[Text block]:
The DirectEffects package provides the tools for researchers to estimate the controlled direct effect of some treatment, net the effect of some mediator (See Acharaya, Blackwell, and Sen (2016)). This goal is often tricky in practice because there are covariates that causally affect the mediator and are causally affected by the treatment. Including such variables in a regression model, for instance, could lead to post-treatment bias when estimating the direct effect of treatment. A large class of models and estimation approaches have been developed to avoid this problem. Currently, the package only implements one approach to estimating the CDE, which is called sequential g-estimation. The idea behind this approach is that if we can estimate the effect of the mediator using a standard linear model, then to estimate the direct effect of treatment without post-treatment bias if we suitably “remove” that effect from the dependent variable.
The current version of the package is currently on git.
install_github("mattblackwell/DirectEffects", ref = "master")
library(DirectEffects)
Below is a minimal working example of implementing a version of the sequential g-estimation in the DirectEffects package. In the subsequent sections, we explain the process in detail.
data(ploughs)
ploughs$centered_ln_inc <- ploughs$ln_income - mean(ploughs$ln_income, na.rm = TRUE)
ploughs$centered_ln_incsq <- ploughs$centered_ln_inc^2
first <- lm(women_politics~ plow + centered_ln_inc + centered_ln_incsq + agricultural_suitability + tropical_climate + large_animals + political_hierarchies + economic_complexity + rugged + years_civil_conflict + years_interstate_conflict + oil_pc + european_descent + communist_dummy + polity2_2000 + serv_va_gdp2000,
data = ploughs)
direct <- sequential_g(formula = women_politics ~ plow + agricultural_suitability + tropical_climate + large_animals + political_hierarchies + economic_complexity + rugged | centered_ln_inc + centered_ln_incsq,
first_mod = first,
data = ploughs, subset = rownames(ploughs) %in% rownames(model.matrix(first)))
The main quantity of interest in the DirectEffect package is the Average Controlled Direct Effect (ACDE). This can be illustrated from the following causal structure (Figure 3 in Acharaya, Blackwell, and Sen).
The controlled direct effect defined for a given treatment (\(A_i = a\) vs. \(A_i = a^\prime\)) and a given value of the mediator (\(M_i = m\)) is \[CDE_{i}(a, a^\prime, m) = Y_i(a, m) - Y_i(a^\prime, m)\] and is the total of tehe dashed lines in the Figure above. Thus, we hold the mediator constant across the two treatments.

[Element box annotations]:
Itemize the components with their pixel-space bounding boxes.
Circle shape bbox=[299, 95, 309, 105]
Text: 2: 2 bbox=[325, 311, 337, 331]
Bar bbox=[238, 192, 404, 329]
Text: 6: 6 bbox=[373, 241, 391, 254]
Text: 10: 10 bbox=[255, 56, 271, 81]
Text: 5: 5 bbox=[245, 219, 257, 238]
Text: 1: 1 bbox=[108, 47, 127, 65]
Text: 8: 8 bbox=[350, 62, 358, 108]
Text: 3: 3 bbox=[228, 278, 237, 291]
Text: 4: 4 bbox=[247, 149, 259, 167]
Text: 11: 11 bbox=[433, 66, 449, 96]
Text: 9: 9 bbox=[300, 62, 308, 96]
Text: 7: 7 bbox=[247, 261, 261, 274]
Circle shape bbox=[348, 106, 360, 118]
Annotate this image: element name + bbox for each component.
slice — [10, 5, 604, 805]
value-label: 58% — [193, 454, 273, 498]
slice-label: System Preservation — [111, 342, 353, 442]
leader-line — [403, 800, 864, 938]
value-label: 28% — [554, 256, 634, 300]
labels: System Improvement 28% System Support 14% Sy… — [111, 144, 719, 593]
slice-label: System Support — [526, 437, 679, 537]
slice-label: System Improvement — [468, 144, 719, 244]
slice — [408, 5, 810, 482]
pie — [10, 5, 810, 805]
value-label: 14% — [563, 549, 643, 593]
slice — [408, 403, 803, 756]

[Stated problem A]: Rewrite the DirectEffects text from "The controlled direct effect defined" up to and including "the two treatments.", substituting "intermediate variable" for every occurrence of "mediator".
[Stated problem B]: List every R function that is called in the code of the DirectEffects text.

[Full response A]:
The controlled direct effect defined for a given treatment (\(A_i = a\) vs. \(A_i = a^\prime\)) and a given value of the intermediate variable (\(M_i = m\)) is \[CDE_{i}(a, a^\prime, m) = Y_i(a, m) - Y_i(a^\prime, m)\] and is the total of tehe dashed lines in the Figure above. Thus, we hold the intermediate variable constant across the two treatments.

[Full response B]: install_github, library, data, mean, lm, sequential_g, rownames, model.matrix